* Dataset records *
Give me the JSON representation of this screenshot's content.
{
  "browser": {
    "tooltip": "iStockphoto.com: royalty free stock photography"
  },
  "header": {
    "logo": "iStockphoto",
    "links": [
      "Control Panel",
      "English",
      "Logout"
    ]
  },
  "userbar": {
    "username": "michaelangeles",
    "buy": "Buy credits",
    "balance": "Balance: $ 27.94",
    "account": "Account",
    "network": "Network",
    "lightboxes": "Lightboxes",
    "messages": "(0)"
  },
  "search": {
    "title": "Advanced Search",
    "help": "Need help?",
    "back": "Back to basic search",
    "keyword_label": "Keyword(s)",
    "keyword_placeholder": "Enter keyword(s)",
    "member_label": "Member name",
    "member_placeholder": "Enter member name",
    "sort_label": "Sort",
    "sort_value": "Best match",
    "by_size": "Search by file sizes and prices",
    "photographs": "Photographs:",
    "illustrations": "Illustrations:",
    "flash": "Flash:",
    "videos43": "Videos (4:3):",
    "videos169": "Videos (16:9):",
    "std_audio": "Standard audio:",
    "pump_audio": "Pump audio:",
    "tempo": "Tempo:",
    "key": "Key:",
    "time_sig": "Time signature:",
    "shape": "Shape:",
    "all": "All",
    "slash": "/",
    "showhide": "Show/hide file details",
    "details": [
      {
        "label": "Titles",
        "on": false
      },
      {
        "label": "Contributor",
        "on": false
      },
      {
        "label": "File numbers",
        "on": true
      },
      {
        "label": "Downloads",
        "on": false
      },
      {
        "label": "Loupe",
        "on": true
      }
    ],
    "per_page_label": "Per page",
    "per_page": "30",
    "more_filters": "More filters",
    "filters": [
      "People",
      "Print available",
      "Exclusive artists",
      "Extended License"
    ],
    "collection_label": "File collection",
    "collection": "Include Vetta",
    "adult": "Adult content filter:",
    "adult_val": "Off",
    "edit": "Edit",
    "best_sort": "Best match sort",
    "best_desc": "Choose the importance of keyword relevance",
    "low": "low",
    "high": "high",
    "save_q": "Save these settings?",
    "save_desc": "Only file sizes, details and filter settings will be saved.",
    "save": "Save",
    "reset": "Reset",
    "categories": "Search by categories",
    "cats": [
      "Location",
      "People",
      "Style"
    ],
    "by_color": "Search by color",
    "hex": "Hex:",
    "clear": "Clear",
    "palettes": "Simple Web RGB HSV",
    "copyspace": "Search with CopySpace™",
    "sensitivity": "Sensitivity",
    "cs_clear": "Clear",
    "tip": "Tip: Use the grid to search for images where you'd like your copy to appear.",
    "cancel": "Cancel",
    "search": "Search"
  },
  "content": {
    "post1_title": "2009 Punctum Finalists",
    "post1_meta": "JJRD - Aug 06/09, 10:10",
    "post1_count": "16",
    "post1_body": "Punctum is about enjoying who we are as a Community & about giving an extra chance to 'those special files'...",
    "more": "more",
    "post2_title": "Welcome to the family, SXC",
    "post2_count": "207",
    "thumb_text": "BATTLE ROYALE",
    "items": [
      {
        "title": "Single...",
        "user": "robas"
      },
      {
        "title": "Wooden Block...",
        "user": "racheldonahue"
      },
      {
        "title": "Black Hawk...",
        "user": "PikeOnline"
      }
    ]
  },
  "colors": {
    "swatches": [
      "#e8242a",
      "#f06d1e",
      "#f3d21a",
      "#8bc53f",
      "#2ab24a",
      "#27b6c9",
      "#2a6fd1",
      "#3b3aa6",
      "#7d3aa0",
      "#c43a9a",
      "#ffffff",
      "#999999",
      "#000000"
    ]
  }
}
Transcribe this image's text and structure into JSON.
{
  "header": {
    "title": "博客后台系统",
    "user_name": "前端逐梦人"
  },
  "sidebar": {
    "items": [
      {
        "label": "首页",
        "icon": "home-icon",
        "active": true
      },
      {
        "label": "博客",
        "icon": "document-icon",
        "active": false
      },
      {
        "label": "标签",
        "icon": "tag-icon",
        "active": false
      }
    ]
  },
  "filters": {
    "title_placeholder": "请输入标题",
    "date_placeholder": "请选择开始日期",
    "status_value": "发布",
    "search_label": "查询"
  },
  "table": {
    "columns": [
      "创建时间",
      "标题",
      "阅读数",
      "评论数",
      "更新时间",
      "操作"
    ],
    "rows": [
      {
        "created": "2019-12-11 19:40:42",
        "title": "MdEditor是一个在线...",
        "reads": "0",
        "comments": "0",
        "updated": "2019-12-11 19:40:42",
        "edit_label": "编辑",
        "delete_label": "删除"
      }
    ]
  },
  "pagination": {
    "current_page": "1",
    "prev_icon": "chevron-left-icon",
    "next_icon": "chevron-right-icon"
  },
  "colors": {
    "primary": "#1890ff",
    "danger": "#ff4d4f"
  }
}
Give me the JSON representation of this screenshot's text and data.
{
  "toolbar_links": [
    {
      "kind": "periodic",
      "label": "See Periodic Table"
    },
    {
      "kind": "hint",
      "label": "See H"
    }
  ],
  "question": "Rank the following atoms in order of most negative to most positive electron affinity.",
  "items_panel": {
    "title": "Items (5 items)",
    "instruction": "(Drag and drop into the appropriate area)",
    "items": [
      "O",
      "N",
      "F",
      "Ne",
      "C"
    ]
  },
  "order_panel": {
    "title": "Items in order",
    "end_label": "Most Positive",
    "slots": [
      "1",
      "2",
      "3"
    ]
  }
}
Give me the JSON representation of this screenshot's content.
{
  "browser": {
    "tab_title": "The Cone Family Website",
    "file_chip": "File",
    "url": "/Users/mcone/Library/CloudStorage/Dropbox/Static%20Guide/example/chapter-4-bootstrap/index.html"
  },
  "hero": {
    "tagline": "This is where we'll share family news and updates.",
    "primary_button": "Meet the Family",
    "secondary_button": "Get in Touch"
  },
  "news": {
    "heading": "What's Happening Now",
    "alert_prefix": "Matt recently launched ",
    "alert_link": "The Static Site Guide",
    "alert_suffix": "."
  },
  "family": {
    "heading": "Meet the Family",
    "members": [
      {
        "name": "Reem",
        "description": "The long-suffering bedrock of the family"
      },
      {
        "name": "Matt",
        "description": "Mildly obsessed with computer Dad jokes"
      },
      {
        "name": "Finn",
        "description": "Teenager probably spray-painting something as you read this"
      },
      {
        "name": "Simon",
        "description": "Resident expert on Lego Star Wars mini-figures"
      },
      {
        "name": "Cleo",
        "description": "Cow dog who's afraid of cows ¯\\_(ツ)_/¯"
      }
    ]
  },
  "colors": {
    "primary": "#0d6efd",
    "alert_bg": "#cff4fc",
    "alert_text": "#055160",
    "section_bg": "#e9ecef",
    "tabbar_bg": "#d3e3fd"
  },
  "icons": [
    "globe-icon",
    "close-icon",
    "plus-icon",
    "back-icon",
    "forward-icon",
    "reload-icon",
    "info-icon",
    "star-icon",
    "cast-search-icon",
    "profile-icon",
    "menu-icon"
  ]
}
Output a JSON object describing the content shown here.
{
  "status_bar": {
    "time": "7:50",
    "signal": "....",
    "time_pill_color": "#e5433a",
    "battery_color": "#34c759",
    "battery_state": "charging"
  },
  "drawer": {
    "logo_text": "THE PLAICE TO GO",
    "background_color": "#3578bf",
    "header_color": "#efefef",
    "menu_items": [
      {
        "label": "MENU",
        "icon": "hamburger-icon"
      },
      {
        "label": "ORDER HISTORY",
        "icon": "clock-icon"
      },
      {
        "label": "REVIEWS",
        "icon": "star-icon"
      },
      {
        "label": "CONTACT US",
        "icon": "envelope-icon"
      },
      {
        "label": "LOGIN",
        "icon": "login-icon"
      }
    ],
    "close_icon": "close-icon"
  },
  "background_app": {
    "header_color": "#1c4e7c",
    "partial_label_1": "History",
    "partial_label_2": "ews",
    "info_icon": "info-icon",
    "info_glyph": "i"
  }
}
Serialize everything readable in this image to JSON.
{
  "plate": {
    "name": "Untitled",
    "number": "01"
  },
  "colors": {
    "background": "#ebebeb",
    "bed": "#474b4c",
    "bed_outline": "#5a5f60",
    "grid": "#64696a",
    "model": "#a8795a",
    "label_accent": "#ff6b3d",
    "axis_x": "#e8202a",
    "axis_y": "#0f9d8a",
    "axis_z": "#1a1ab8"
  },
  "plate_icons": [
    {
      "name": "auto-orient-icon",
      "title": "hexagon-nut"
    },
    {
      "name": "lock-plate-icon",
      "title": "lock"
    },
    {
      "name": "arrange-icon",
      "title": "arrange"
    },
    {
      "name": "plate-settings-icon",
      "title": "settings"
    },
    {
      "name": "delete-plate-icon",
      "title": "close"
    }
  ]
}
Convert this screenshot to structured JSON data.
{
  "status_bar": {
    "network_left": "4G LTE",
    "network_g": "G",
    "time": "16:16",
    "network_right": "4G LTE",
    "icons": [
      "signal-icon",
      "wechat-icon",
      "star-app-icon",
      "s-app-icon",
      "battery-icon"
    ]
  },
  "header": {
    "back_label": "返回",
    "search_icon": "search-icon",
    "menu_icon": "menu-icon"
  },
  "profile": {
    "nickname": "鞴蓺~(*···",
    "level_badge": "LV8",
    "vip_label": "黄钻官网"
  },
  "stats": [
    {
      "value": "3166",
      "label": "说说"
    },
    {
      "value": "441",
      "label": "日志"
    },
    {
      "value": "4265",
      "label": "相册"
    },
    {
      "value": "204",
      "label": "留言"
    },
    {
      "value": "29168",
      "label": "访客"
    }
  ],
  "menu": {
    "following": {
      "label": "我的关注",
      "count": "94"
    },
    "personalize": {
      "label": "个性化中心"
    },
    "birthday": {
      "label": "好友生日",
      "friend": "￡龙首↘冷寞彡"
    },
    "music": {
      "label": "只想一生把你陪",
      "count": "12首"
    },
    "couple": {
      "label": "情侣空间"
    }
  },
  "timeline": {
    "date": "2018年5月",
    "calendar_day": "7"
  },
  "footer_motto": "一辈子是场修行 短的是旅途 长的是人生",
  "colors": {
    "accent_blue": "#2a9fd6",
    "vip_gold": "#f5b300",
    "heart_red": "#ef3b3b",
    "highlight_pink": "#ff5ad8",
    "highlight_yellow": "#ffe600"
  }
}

* The exercise *
Find how many lines of the entries contain "audio". Respond with the number only.

* Written response *
2